### Stated exercise:
In your copy, repeat the records exactly and leave out the pictures.

Collected data entries:
* begin *

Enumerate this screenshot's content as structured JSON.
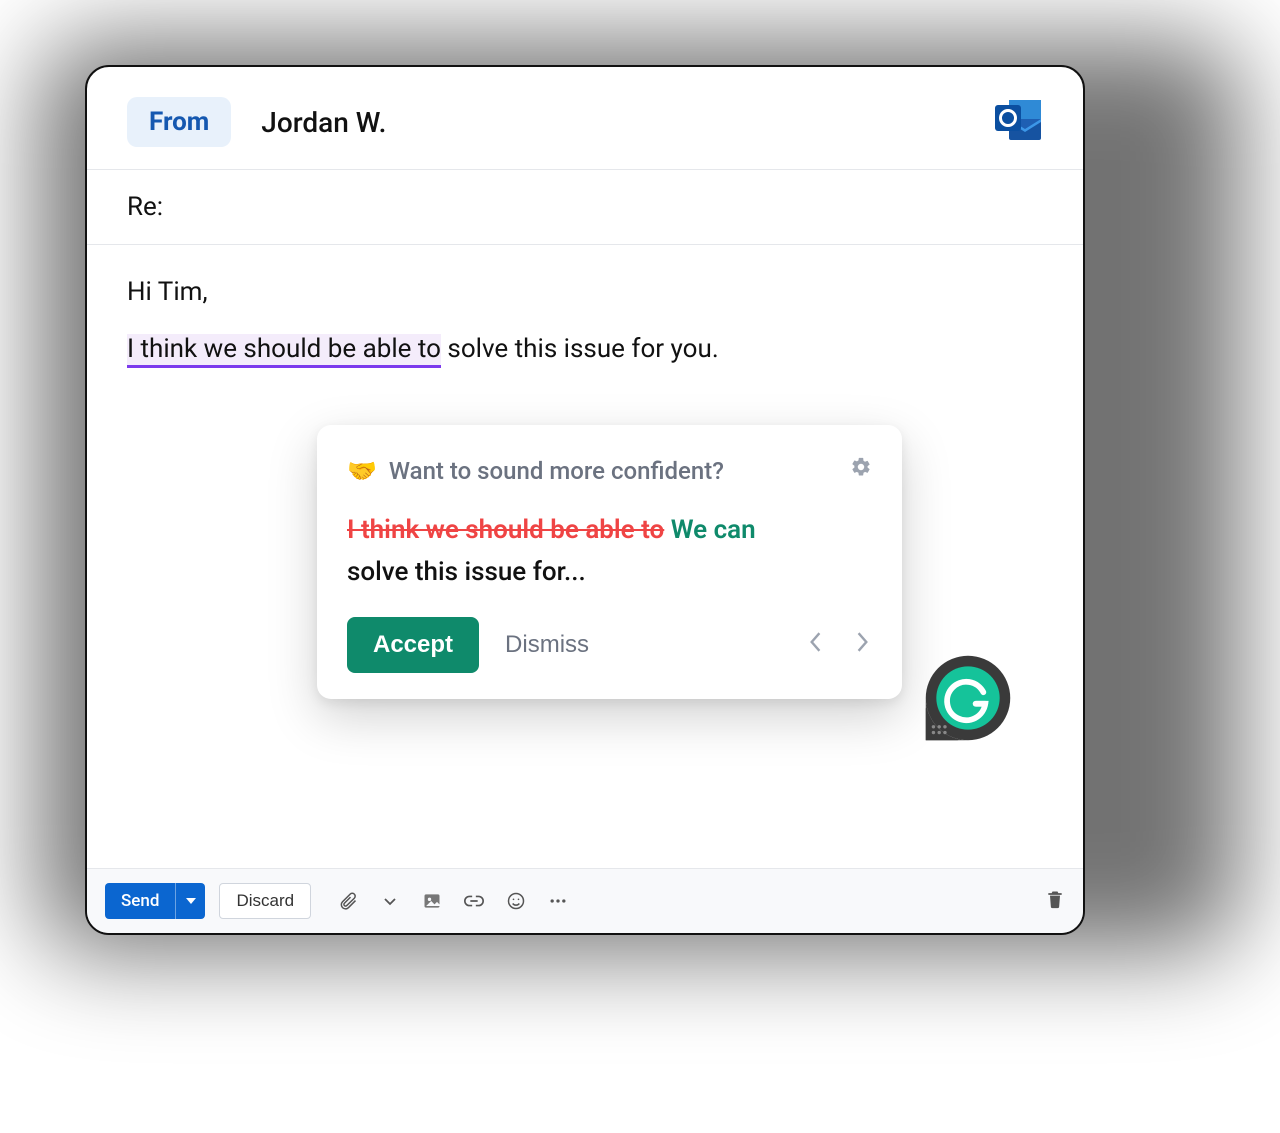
{
  "header": {
    "from_label": "From",
    "sender": "Jordan W."
  },
  "subject": "Re:",
  "body": {
    "greeting": "Hi Tim,",
    "highlighted": "I think we should be able to",
    "rest": " solve this issue for you."
  },
  "popup": {
    "emoji": "🤝",
    "title": "Want to sound more confident?",
    "strike": "I think we should be able to",
    "replacement": "We can",
    "rest": "solve this issue for...",
    "accept": "Accept",
    "dismiss": "Dismiss"
  },
  "footer": {
    "send": "Send",
    "discard": "Discard"
  }
}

* end *

### Exercise output:
Enumerate this screenshot's content as structured JSON.
{
  "header": {
    "from_label": "From",
    "sender": "Jordan W."
  },
  "subject": "Re:",
  "body": {
    "greeting": "Hi Tim,",
    "highlighted": "I think we should be able to",
    "rest": " solve this issue for you."
  },
  "popup": {
    "emoji": "🤝",
    "title": "Want to sound more confident?",
    "strike": "I think we should be able to",
    "replacement": "We can",
    "rest": "solve this issue for...",
    "accept": "Accept",
    "dismiss": "Dismiss"
  },
  "footer": {
    "send": "Send",
    "discard": "Discard"
  }
}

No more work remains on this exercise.